-- Start --

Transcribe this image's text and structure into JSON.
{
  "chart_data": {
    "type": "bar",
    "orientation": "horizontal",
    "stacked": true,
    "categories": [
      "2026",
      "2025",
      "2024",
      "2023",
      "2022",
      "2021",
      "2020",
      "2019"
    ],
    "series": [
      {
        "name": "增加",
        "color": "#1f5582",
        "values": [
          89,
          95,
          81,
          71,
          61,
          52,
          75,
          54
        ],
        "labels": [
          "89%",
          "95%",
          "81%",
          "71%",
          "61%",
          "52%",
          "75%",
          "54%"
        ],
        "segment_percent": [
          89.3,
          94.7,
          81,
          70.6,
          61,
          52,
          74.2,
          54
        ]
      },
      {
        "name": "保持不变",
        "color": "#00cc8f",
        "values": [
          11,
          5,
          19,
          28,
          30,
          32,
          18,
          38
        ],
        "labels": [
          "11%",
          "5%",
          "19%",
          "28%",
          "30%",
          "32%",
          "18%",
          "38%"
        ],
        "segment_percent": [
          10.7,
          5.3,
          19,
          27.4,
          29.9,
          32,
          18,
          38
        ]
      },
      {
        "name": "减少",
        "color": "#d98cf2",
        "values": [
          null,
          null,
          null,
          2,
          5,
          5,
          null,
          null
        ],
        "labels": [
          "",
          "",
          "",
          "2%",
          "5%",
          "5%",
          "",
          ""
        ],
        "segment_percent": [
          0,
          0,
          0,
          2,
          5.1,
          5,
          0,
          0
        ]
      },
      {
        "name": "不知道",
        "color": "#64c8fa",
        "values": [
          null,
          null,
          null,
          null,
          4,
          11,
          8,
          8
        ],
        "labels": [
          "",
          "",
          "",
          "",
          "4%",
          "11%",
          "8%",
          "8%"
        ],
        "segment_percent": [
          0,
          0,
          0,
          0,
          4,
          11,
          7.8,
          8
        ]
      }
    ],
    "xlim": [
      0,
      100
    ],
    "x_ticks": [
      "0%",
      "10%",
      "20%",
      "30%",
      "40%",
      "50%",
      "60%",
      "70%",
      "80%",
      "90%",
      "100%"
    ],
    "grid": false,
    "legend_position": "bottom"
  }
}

-- End --
-- Start --

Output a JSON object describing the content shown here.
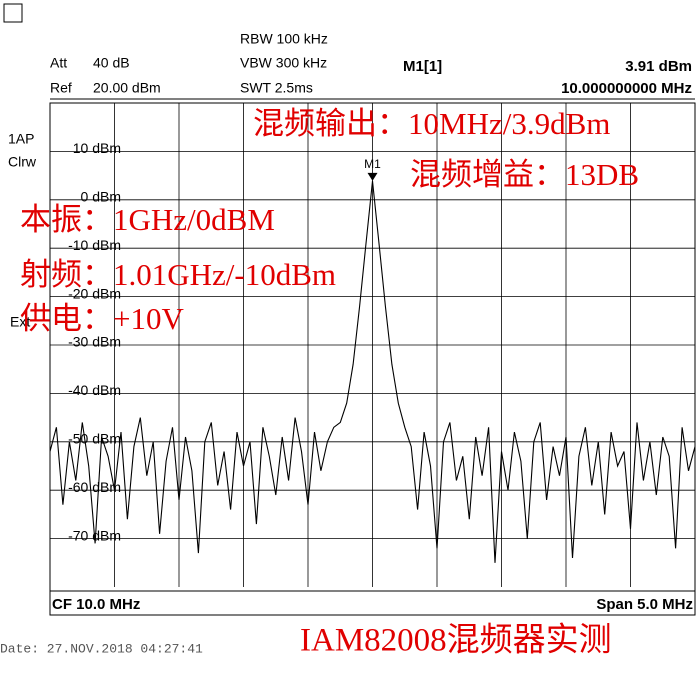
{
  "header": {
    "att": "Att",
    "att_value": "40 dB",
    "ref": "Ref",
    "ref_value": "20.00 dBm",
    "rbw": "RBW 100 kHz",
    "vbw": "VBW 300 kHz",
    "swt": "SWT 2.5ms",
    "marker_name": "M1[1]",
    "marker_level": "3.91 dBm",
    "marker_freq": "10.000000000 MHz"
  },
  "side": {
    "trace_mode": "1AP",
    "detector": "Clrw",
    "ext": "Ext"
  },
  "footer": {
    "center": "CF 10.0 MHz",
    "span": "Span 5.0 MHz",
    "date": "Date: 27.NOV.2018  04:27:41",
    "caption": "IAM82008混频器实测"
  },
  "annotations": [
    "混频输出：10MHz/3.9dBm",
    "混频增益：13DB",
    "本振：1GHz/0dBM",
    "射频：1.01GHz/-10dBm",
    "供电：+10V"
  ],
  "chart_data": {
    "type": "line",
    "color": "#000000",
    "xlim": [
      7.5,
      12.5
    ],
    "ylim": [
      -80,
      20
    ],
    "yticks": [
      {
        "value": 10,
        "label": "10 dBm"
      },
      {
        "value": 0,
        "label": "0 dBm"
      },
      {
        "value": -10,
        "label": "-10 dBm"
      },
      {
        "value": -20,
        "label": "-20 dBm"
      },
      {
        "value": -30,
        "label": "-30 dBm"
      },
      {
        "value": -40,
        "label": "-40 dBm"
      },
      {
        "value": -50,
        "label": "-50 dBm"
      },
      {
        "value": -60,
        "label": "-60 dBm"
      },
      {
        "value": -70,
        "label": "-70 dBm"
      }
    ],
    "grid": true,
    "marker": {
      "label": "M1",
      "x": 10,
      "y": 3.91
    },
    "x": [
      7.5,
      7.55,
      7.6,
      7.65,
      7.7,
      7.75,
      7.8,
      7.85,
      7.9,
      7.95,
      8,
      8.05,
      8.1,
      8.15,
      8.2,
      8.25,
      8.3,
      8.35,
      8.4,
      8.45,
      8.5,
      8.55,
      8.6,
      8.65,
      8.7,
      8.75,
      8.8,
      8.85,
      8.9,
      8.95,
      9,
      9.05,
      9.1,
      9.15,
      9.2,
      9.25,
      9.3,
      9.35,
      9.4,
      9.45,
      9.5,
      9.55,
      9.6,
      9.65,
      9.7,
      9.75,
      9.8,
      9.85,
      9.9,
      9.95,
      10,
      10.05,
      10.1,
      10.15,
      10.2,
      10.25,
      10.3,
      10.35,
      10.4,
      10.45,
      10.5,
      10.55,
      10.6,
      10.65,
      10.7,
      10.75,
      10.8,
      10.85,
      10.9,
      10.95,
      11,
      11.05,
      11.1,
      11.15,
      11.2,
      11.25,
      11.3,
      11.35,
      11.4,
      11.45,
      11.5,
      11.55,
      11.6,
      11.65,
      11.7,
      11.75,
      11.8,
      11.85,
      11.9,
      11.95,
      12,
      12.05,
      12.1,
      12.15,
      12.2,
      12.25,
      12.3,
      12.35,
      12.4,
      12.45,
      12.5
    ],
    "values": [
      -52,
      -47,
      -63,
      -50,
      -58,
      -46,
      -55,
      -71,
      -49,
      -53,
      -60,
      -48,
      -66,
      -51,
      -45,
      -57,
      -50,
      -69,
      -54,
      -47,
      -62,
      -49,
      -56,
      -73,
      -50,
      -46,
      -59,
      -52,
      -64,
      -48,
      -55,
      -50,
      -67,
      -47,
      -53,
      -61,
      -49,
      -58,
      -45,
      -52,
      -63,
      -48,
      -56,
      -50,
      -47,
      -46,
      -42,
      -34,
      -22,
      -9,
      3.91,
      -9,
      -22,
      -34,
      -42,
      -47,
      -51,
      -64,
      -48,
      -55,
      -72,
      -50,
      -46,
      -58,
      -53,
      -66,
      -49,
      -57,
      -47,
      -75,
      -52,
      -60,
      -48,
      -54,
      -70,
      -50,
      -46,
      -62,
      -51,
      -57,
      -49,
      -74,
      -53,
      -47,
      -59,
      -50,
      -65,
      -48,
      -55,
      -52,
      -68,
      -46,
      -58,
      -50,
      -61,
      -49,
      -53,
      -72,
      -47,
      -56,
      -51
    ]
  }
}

-- End --
-- Start --

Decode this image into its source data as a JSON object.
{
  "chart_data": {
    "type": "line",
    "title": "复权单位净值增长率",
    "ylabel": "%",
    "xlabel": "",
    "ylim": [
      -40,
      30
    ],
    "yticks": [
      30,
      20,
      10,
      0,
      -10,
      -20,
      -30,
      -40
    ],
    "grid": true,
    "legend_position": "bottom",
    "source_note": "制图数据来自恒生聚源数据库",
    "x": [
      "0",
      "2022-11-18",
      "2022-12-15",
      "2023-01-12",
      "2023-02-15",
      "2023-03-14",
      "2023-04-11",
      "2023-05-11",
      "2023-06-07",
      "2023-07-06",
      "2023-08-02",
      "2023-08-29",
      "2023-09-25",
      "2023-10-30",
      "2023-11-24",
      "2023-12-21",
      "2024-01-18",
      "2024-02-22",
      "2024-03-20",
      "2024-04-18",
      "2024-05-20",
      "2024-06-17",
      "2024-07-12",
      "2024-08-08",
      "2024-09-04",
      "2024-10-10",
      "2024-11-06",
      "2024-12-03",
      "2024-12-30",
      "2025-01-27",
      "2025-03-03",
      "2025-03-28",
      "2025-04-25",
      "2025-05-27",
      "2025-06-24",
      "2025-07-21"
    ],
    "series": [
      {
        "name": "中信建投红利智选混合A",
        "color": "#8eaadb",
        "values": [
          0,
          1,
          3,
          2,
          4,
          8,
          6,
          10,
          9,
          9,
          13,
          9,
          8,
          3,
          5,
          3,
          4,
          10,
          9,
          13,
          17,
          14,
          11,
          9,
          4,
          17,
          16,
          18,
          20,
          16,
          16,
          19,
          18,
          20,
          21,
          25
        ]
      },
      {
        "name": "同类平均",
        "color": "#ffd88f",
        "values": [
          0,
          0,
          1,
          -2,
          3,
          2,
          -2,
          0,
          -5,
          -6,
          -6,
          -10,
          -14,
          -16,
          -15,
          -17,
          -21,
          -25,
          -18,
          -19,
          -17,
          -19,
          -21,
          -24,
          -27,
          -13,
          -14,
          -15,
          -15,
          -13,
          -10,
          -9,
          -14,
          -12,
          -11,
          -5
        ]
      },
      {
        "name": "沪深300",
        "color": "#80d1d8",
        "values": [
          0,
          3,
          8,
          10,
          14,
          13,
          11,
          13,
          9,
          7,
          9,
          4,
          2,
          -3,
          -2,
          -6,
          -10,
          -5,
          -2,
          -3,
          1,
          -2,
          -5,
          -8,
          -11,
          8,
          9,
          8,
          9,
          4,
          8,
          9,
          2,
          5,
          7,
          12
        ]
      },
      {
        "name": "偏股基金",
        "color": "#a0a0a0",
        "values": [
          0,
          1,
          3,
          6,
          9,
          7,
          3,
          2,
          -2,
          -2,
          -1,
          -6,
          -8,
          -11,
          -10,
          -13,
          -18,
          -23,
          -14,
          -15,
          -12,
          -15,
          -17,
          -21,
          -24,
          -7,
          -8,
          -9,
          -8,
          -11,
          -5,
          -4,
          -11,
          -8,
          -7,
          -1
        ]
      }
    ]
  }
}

-- End --

### WRITTEN REQUEST
Copy out every line where the word "bottom" occurs.

### SOLUTION TO THIS PROBLEM
    "legend_position": "bottom"
    "legend_position": "bottom",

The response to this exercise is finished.